Information supplied:
* * * *
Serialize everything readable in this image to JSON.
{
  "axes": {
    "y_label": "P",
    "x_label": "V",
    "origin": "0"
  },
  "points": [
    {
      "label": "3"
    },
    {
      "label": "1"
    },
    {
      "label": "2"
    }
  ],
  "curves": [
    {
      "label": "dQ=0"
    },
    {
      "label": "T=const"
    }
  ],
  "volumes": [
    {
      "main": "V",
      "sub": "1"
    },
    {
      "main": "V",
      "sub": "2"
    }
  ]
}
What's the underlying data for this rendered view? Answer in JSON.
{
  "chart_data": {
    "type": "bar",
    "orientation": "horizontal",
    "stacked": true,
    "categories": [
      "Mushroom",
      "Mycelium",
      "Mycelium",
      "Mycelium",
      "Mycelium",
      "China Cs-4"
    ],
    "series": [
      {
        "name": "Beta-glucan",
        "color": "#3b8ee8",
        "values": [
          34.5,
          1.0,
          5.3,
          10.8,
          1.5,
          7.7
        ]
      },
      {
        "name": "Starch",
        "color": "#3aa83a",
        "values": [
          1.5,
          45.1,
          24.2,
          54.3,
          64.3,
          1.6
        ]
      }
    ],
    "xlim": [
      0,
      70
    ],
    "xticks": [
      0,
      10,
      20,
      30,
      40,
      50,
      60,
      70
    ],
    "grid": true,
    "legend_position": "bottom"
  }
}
* * * *
Brief:
Identify each line in the records above that contains the word "JSON", and copy it out in full.

Exercise response:
Serialize everything readable in this image to JSON.
What's the underlying data for this rendered view? Answer in JSON.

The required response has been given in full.